Material to process:
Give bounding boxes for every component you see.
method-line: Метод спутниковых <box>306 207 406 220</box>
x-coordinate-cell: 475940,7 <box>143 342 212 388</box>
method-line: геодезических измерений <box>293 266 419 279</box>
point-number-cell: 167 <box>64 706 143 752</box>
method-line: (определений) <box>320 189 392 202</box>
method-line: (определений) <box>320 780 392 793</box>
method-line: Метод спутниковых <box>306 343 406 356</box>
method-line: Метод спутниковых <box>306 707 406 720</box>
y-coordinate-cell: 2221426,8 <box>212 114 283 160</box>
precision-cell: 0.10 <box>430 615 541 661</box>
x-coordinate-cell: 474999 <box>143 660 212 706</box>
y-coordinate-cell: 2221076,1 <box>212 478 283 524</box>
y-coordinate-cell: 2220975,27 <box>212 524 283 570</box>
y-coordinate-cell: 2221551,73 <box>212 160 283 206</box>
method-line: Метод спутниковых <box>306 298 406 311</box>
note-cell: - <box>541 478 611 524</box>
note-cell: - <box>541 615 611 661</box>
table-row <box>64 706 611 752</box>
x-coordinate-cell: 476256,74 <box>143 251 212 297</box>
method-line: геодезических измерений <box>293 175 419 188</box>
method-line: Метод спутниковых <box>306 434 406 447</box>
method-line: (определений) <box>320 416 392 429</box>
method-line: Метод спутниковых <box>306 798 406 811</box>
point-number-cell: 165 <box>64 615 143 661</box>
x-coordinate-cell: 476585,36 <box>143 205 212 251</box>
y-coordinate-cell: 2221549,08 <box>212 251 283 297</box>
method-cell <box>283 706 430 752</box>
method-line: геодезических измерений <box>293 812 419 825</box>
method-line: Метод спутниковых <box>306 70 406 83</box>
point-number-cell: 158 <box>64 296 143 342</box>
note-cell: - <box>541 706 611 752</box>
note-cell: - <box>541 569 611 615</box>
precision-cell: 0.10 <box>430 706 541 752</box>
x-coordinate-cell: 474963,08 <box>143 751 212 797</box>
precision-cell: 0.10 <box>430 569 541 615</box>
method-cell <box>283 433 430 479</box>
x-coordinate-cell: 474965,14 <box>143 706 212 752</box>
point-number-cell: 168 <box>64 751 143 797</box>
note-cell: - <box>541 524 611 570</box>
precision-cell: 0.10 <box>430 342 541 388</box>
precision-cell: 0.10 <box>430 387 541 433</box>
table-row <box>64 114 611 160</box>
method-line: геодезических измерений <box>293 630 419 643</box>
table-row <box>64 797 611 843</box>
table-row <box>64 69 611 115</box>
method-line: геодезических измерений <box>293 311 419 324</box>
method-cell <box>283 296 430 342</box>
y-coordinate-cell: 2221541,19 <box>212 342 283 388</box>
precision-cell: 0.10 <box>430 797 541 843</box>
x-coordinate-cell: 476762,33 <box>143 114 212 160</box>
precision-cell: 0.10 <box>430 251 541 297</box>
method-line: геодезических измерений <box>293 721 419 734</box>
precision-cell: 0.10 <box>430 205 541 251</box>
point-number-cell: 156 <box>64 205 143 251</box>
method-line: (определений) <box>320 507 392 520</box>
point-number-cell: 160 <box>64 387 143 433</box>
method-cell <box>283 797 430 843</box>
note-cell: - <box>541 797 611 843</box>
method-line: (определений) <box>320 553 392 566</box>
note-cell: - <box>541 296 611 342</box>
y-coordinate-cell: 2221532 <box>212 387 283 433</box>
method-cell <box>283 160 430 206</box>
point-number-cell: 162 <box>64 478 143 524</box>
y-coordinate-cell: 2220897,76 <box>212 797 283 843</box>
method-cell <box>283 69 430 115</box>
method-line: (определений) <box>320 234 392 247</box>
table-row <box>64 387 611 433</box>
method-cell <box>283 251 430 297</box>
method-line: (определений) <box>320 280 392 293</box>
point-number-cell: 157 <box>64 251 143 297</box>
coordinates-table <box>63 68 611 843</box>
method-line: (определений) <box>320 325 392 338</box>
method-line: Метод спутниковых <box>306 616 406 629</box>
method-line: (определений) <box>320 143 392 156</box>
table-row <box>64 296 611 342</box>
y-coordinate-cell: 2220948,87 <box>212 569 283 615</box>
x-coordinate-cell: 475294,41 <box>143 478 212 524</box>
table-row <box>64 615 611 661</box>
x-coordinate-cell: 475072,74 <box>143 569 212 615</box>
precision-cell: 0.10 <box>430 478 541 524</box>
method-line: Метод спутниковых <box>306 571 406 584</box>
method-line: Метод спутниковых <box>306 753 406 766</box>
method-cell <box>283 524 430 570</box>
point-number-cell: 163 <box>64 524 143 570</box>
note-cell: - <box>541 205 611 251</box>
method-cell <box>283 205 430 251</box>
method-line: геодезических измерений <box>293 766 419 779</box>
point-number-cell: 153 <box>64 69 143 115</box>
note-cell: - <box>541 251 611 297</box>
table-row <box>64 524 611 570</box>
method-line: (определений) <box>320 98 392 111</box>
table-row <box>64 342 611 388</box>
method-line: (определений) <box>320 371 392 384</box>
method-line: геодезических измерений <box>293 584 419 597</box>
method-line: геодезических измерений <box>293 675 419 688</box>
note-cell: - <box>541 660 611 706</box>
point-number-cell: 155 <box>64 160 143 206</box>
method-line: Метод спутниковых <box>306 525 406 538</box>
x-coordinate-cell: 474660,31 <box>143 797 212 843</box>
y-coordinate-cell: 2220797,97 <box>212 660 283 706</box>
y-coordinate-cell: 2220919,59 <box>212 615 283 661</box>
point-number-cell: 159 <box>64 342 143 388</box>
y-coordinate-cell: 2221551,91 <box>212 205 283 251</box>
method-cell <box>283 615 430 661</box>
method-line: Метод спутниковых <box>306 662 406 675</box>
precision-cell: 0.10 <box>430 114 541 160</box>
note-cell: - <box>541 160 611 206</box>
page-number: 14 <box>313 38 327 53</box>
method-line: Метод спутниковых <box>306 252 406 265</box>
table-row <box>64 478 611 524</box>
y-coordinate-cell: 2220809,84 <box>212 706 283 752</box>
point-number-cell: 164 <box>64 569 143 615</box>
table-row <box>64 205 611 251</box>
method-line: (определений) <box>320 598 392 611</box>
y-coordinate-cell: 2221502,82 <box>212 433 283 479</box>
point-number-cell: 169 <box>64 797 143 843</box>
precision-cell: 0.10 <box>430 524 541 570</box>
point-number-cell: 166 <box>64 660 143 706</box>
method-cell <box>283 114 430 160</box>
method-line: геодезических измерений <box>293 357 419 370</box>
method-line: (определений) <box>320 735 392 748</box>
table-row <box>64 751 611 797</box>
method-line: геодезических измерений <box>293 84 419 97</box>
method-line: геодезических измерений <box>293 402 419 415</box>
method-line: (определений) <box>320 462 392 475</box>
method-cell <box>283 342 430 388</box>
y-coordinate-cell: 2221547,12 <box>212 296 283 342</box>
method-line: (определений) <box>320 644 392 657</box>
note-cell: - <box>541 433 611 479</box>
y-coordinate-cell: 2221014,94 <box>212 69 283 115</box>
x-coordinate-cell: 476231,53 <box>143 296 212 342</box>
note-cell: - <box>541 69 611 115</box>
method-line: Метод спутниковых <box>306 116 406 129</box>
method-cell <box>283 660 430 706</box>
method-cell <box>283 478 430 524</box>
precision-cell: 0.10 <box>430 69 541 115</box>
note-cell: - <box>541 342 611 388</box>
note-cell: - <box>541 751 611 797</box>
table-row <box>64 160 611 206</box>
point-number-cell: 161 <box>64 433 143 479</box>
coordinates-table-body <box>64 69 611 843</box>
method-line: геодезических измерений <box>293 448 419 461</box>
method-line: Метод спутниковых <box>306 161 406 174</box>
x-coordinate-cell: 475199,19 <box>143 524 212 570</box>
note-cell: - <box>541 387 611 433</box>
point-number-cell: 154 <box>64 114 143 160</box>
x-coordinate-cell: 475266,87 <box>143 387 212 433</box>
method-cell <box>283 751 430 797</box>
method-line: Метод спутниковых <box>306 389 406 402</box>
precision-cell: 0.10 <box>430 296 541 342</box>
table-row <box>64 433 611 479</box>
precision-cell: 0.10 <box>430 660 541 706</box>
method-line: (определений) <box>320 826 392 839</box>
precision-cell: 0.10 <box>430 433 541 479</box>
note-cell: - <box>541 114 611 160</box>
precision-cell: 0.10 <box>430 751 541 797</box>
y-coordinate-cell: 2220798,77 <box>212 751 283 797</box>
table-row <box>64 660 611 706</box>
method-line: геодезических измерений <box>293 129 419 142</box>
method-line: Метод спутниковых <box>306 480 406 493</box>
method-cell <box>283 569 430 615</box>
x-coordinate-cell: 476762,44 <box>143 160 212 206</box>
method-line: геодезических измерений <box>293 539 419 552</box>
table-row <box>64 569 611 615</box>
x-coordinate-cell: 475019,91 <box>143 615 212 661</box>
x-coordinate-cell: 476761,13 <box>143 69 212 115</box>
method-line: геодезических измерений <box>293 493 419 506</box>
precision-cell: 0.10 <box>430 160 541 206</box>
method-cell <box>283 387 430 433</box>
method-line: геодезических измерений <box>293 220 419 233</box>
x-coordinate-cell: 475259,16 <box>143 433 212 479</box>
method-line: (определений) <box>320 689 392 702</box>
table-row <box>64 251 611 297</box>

Problem details:
Reproduce the records from the start through the line containing "method-line: Метод спутниковых <box>306 343", swapping "component" for "element" and leaving everything else unchanged.

Reply:
Give bounding boxes for every element you see.
method-line: Метод спутниковых <box>306 207 406 220</box>
x-coordinate-cell: 475940,7 <box>143 342 212 388</box>
method-line: геодезических измерений <box>293 266 419 279</box>
point-number-cell: 167 <box>64 706 143 752</box>
method-line: (определений) <box>320 189 392 202</box>
method-line: (определений) <box>320 780 392 793</box>
method-line: Метод спутниковых <box>306 343 406 356</box>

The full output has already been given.